:: EXERCISE DIRECTIONS ::
Locate every line below that contains the word "user" and copy it.

:: Collected data ::
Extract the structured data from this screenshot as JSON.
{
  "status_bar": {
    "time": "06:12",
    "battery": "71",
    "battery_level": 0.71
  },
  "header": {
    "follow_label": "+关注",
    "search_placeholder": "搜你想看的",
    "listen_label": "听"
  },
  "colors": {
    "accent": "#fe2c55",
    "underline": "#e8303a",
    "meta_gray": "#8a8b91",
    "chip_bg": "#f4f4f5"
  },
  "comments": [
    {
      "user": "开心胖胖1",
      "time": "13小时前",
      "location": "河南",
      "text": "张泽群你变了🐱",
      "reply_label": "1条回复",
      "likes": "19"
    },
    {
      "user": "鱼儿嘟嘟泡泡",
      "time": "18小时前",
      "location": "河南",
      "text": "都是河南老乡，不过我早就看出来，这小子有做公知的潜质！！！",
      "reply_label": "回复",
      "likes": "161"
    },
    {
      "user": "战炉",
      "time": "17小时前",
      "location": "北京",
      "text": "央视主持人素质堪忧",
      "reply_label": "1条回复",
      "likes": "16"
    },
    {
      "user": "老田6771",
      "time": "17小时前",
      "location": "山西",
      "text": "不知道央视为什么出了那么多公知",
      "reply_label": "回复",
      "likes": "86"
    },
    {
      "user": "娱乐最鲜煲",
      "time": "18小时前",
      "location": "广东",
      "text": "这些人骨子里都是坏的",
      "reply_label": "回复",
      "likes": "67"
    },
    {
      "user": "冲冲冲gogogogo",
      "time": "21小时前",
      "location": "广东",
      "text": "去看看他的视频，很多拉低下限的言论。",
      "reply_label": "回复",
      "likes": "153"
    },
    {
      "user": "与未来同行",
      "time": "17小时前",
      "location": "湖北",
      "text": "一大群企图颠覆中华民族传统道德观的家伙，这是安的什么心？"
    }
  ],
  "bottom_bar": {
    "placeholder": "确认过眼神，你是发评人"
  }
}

:: RESPONSE FOR THIS EXERCISE ::
      "user": "开心胖胖1",
      "user": "鱼儿嘟嘟泡泡",
      "user": "战炉",
      "user": "老田6771",
      "user": "娱乐最鲜煲",
      "user": "冲冲冲gogogogo",
      "user": "与未来同行",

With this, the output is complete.